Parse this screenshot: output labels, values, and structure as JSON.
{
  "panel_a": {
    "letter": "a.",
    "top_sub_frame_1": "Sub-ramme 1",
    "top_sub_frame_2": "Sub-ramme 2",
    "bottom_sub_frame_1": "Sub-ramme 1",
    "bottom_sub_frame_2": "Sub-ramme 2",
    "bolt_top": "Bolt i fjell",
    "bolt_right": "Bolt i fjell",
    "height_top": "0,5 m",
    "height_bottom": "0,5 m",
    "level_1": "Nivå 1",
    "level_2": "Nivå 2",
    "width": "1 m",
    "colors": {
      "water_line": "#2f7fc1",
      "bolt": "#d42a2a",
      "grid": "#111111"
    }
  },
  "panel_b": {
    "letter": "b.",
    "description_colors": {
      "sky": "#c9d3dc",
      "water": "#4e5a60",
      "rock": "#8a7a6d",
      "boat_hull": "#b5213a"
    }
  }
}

• _Stated goal_: All lines above with "ramme" in them should be returned.

• _Written solution_:
    "top_sub_frame_1": "Sub-ramme 1",
    "top_sub_frame_2": "Sub-ramme 2",
    "bottom_sub_frame_1": "Sub-ramme 1",
    "bottom_sub_frame_2": "Sub-ramme 2",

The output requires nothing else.